* Written task
Every line below should be copied exactly; drop the pictures.

--- BEGIN Given data ---

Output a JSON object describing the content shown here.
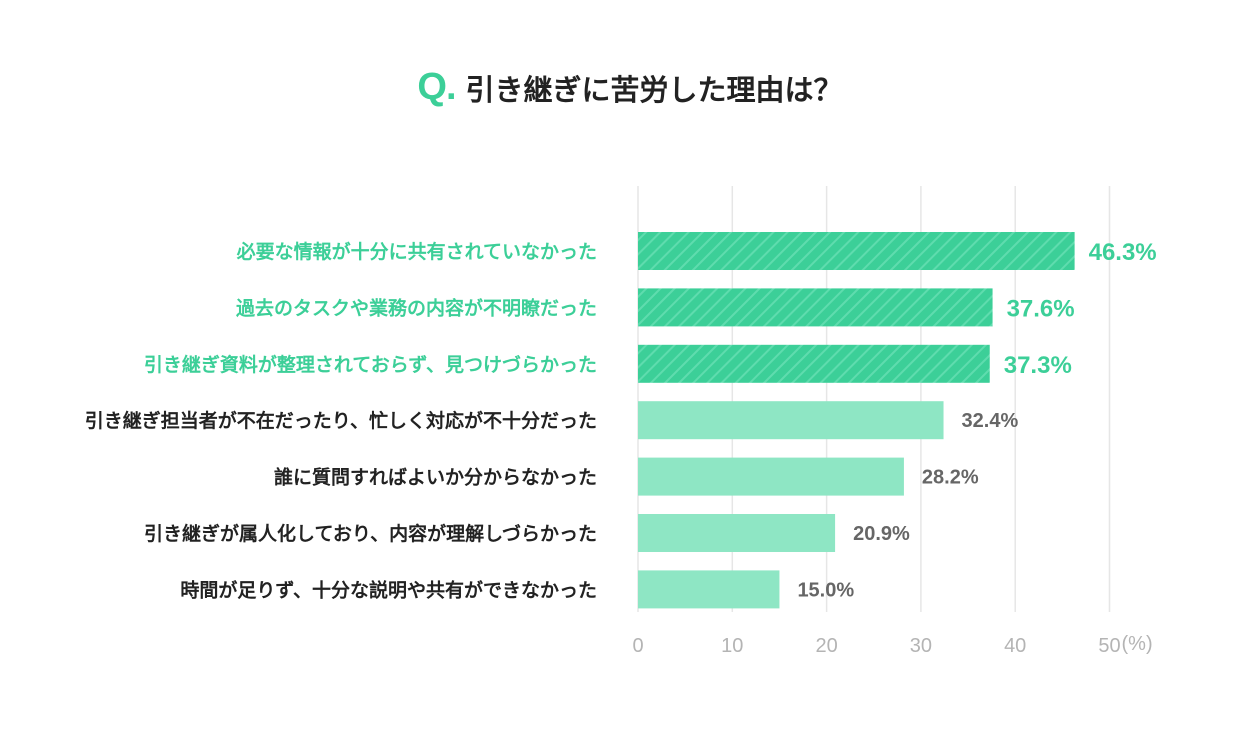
{
  "title": {
    "prefix": "Q.",
    "text": "引き継ぎに苦労した理由は？"
  },
  "colors": {
    "highlight": "#3ccf98",
    "highlight_stripe": "#5fdcae",
    "normal": "#8ee6c4",
    "value_normal": "#666666",
    "label_normal": "#222222",
    "grid": "#e6e6e6",
    "tick": "#b4b4b4"
  },
  "chart_data": {
    "type": "bar",
    "orientation": "horizontal",
    "categories": [
      "必要な情報が十分に共有されていなかった",
      "過去のタスクや業務の内容が不明瞭だった",
      "引き継ぎ資料が整理されておらず、見つけづらかった",
      "引き継ぎ担当者が不在だったり、忙しく対応が不十分だった",
      "誰に質問すればよいか分からなかった",
      "引き継ぎが属人化しており、内容が理解しづらかった",
      "時間が足りず、十分な説明や共有ができなかった"
    ],
    "values": [
      46.3,
      37.6,
      37.3,
      32.4,
      28.2,
      20.9,
      15.0
    ],
    "value_labels": [
      "46.3%",
      "37.6%",
      "37.3%",
      "32.4%",
      "28.2%",
      "20.9%",
      "15.0%"
    ],
    "highlighted": [
      true,
      true,
      true,
      false,
      false,
      false,
      false
    ],
    "xlim": [
      0,
      50
    ],
    "xticks": [
      "0",
      "10",
      "20",
      "30",
      "40",
      "50"
    ],
    "unit_label": "(%)",
    "grid": true
  }
}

--- END Given data ---

* Exercise response
Output a JSON object describing the content shown here.
{
  "title": {
    "prefix": "Q.",
    "text": "引き継ぎに苦労した理由は？"
  },
  "colors": {
    "highlight": "#3ccf98",
    "highlight_stripe": "#5fdcae",
    "normal": "#8ee6c4",
    "value_normal": "#666666",
    "label_normal": "#222222",
    "grid": "#e6e6e6",
    "tick": "#b4b4b4"
  },
  "chart_data": {
    "type": "bar",
    "orientation": "horizontal",
    "categories": [
      "必要な情報が十分に共有されていなかった",
      "過去のタスクや業務の内容が不明瞭だった",
      "引き継ぎ資料が整理されておらず、見つけづらかった",
      "引き継ぎ担当者が不在だったり、忙しく対応が不十分だった",
      "誰に質問すればよいか分からなかった",
      "引き継ぎが属人化しており、内容が理解しづらかった",
      "時間が足りず、十分な説明や共有ができなかった"
    ],
    "values": [
      46.3,
      37.6,
      37.3,
      32.4,
      28.2,
      20.9,
      15.0
    ],
    "value_labels": [
      "46.3%",
      "37.6%",
      "37.3%",
      "32.4%",
      "28.2%",
      "20.9%",
      "15.0%"
    ],
    "highlighted": [
      true,
      true,
      true,
      false,
      false,
      false,
      false
    ],
    "xlim": [
      0,
      50
    ],
    "xticks": [
      "0",
      "10",
      "20",
      "30",
      "40",
      "50"
    ],
    "unit_label": "(%)",
    "grid": true
  }
}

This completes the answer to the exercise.